**Entries supplied**

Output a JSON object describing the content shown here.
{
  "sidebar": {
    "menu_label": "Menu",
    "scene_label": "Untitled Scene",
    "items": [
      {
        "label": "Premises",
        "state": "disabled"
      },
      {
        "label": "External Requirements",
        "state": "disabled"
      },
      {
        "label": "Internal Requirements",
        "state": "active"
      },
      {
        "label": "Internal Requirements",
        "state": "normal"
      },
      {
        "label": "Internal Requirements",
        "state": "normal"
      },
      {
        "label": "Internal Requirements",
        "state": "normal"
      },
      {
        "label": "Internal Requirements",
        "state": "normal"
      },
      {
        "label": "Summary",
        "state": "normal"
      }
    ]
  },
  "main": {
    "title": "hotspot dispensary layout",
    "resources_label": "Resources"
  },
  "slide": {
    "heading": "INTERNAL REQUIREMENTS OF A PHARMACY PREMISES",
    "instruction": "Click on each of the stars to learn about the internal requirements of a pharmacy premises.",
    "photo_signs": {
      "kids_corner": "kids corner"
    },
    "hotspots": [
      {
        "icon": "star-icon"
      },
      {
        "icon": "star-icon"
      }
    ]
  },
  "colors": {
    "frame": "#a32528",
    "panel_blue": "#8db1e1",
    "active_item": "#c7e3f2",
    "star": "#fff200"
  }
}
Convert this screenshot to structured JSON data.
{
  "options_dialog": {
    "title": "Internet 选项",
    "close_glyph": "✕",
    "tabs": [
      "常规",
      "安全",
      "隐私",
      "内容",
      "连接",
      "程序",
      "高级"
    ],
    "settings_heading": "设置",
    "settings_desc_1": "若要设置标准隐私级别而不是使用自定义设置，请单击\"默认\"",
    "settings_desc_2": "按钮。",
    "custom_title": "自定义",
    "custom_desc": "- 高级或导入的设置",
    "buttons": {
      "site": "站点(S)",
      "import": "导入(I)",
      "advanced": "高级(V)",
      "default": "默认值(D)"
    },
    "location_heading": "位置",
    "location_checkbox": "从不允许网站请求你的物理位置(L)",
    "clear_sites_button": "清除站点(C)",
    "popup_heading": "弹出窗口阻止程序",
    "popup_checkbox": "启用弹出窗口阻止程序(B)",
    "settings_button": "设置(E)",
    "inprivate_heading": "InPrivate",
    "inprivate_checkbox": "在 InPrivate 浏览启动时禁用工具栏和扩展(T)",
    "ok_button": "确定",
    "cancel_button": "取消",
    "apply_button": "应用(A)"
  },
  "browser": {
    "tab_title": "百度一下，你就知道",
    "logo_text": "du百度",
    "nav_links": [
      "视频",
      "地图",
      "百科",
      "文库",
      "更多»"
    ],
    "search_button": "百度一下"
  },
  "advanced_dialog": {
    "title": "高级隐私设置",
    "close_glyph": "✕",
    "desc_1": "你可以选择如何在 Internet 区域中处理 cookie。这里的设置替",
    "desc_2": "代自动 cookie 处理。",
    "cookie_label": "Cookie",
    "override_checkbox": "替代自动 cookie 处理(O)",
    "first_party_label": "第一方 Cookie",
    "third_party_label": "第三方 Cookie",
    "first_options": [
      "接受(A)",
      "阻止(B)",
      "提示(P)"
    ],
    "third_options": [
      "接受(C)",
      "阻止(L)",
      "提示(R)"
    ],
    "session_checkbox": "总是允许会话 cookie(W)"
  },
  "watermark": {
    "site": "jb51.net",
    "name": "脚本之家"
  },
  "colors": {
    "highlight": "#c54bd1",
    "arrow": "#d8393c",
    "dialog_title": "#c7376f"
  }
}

**Written exercise**
Please quote the data above in full, with no line missing.

**Complete response**
Output a JSON object describing the content shown here.
{
  "sidebar": {
    "menu_label": "Menu",
    "scene_label": "Untitled Scene",
    "items": [
      {
        "label": "Premises",
        "state": "disabled"
      },
      {
        "label": "External Requirements",
        "state": "disabled"
      },
      {
        "label": "Internal Requirements",
        "state": "active"
      },
      {
        "label": "Internal Requirements",
        "state": "normal"
      },
      {
        "label": "Internal Requirements",
        "state": "normal"
      },
      {
        "label": "Internal Requirements",
        "state": "normal"
      },
      {
        "label": "Internal Requirements",
        "state": "normal"
      },
      {
        "label": "Summary",
        "state": "normal"
      }
    ]
  },
  "main": {
    "title": "hotspot dispensary layout",
    "resources_label": "Resources"
  },
  "slide": {
    "heading": "INTERNAL REQUIREMENTS OF A PHARMACY PREMISES",
    "instruction": "Click on each of the stars to learn about the internal requirements of a pharmacy premises.",
    "photo_signs": {
      "kids_corner": "kids corner"
    },
    "hotspots": [
      {
        "icon": "star-icon"
      },
      {
        "icon": "star-icon"
      }
    ]
  },
  "colors": {
    "frame": "#a32528",
    "panel_blue": "#8db1e1",
    "active_item": "#c7e3f2",
    "star": "#fff200"
  }
}
Convert this screenshot to structured JSON data.
{
  "options_dialog": {
    "title": "Internet 选项",
    "close_glyph": "✕",
    "tabs": [
      "常规",
      "安全",
      "隐私",
      "内容",
      "连接",
      "程序",
      "高级"
    ],
    "settings_heading": "设置",
    "settings_desc_1": "若要设置标准隐私级别而不是使用自定义设置，请单击\"默认\"",
    "settings_desc_2": "按钮。",
    "custom_title": "自定义",
    "custom_desc": "- 高级或导入的设置",
    "buttons": {
      "site": "站点(S)",
      "import": "导入(I)",
      "advanced": "高级(V)",
      "default": "默认值(D)"
    },
    "location_heading": "位置",
    "location_checkbox": "从不允许网站请求你的物理位置(L)",
    "clear_sites_button": "清除站点(C)",
    "popup_heading": "弹出窗口阻止程序",
    "popup_checkbox": "启用弹出窗口阻止程序(B)",
    "settings_button": "设置(E)",
    "inprivate_heading": "InPrivate",
    "inprivate_checkbox": "在 InPrivate 浏览启动时禁用工具栏和扩展(T)",
    "ok_button": "确定",
    "cancel_button": "取消",
    "apply_button": "应用(A)"
  },
  "browser": {
    "tab_title": "百度一下，你就知道",
    "logo_text": "du百度",
    "nav_links": [
      "视频",
      "地图",
      "百科",
      "文库",
      "更多»"
    ],
    "search_button": "百度一下"
  },
  "advanced_dialog": {
    "title": "高级隐私设置",
    "close_glyph": "✕",
    "desc_1": "你可以选择如何在 Internet 区域中处理 cookie。这里的设置替",
    "desc_2": "代自动 cookie 处理。",
    "cookie_label": "Cookie",
    "override_checkbox": "替代自动 cookie 处理(O)",
    "first_party_label": "第一方 Cookie",
    "third_party_label": "第三方 Cookie",
    "first_options": [
      "接受(A)",
      "阻止(B)",
      "提示(P)"
    ],
    "third_options": [
      "接受(C)",
      "阻止(L)",
      "提示(R)"
    ],
    "session_checkbox": "总是允许会话 cookie(W)"
  },
  "watermark": {
    "site": "jb51.net",
    "name": "脚本之家"
  },
  "colors": {
    "highlight": "#c54bd1",
    "arrow": "#d8393c",
    "dialog_title": "#c7376f"
  }
}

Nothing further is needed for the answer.